The records that follow are to be repeated exactly, with the pictures removed.

★ ★ ★ ★

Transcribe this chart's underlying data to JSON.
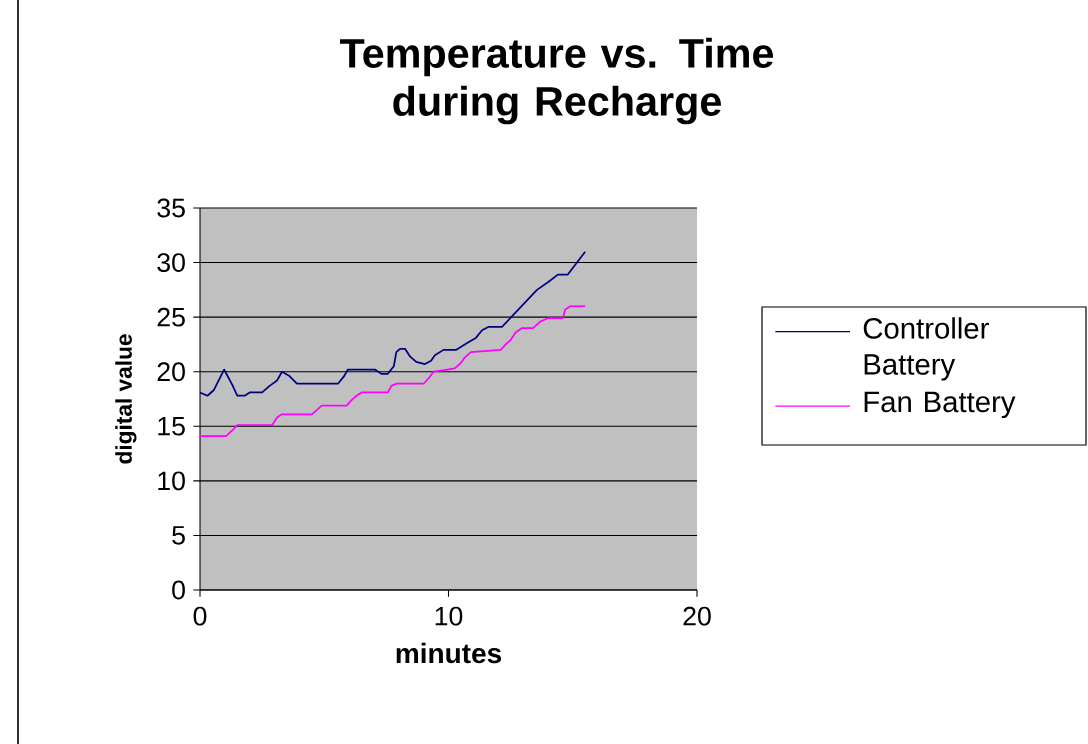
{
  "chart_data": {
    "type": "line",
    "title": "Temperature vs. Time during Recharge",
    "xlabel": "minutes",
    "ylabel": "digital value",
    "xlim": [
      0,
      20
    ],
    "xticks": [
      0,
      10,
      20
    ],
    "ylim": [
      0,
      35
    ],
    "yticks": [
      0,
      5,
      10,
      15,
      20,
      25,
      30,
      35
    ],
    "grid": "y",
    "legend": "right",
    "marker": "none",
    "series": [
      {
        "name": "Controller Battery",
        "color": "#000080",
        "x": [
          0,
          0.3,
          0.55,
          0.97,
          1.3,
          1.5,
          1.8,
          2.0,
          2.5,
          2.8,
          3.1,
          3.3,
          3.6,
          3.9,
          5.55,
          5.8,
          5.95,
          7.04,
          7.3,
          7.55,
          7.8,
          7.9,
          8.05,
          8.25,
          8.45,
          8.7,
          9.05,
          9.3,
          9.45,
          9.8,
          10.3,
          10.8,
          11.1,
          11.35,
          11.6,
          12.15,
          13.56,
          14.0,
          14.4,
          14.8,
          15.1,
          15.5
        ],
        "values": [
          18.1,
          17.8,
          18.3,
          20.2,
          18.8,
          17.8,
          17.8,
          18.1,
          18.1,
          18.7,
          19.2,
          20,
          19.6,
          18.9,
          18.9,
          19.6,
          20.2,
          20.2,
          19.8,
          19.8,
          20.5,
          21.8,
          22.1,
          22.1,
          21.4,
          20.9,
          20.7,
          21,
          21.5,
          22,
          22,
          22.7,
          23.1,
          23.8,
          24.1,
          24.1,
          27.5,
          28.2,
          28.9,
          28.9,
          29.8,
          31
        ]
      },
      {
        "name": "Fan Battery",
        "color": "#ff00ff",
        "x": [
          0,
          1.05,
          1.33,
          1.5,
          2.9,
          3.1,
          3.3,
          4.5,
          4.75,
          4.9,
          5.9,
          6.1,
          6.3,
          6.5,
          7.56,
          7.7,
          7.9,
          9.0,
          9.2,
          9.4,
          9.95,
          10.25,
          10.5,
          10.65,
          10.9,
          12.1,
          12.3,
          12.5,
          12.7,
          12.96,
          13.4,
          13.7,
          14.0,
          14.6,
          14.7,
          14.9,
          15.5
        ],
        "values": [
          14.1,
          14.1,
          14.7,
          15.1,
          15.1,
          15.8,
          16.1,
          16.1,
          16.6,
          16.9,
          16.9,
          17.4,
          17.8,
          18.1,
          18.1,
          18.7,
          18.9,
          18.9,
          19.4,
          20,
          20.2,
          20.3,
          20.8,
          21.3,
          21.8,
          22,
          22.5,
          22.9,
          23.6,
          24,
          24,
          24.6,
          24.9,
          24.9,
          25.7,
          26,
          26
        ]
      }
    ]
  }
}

★ ★ ★ ★

Result below:
Transcribe this chart's underlying data to JSON.
{
  "chart_data": {
    "type": "line",
    "title": "Temperature vs. Time during Recharge",
    "xlabel": "minutes",
    "ylabel": "digital value",
    "xlim": [
      0,
      20
    ],
    "xticks": [
      0,
      10,
      20
    ],
    "ylim": [
      0,
      35
    ],
    "yticks": [
      0,
      5,
      10,
      15,
      20,
      25,
      30,
      35
    ],
    "grid": "y",
    "legend": "right",
    "marker": "none",
    "series": [
      {
        "name": "Controller Battery",
        "color": "#000080",
        "x": [
          0,
          0.3,
          0.55,
          0.97,
          1.3,
          1.5,
          1.8,
          2.0,
          2.5,
          2.8,
          3.1,
          3.3,
          3.6,
          3.9,
          5.55,
          5.8,
          5.95,
          7.04,
          7.3,
          7.55,
          7.8,
          7.9,
          8.05,
          8.25,
          8.45,
          8.7,
          9.05,
          9.3,
          9.45,
          9.8,
          10.3,
          10.8,
          11.1,
          11.35,
          11.6,
          12.15,
          13.56,
          14.0,
          14.4,
          14.8,
          15.1,
          15.5
        ],
        "values": [
          18.1,
          17.8,
          18.3,
          20.2,
          18.8,
          17.8,
          17.8,
          18.1,
          18.1,
          18.7,
          19.2,
          20,
          19.6,
          18.9,
          18.9,
          19.6,
          20.2,
          20.2,
          19.8,
          19.8,
          20.5,
          21.8,
          22.1,
          22.1,
          21.4,
          20.9,
          20.7,
          21,
          21.5,
          22,
          22,
          22.7,
          23.1,
          23.8,
          24.1,
          24.1,
          27.5,
          28.2,
          28.9,
          28.9,
          29.8,
          31
        ]
      },
      {
        "name": "Fan Battery",
        "color": "#ff00ff",
        "x": [
          0,
          1.05,
          1.33,
          1.5,
          2.9,
          3.1,
          3.3,
          4.5,
          4.75,
          4.9,
          5.9,
          6.1,
          6.3,
          6.5,
          7.56,
          7.7,
          7.9,
          9.0,
          9.2,
          9.4,
          9.95,
          10.25,
          10.5,
          10.65,
          10.9,
          12.1,
          12.3,
          12.5,
          12.7,
          12.96,
          13.4,
          13.7,
          14.0,
          14.6,
          14.7,
          14.9,
          15.5
        ],
        "values": [
          14.1,
          14.1,
          14.7,
          15.1,
          15.1,
          15.8,
          16.1,
          16.1,
          16.6,
          16.9,
          16.9,
          17.4,
          17.8,
          18.1,
          18.1,
          18.7,
          18.9,
          18.9,
          19.4,
          20,
          20.2,
          20.3,
          20.8,
          21.3,
          21.8,
          22,
          22.5,
          22.9,
          23.6,
          24,
          24,
          24.6,
          24.9,
          24.9,
          25.7,
          26,
          26
        ]
      }
    ]
  }
}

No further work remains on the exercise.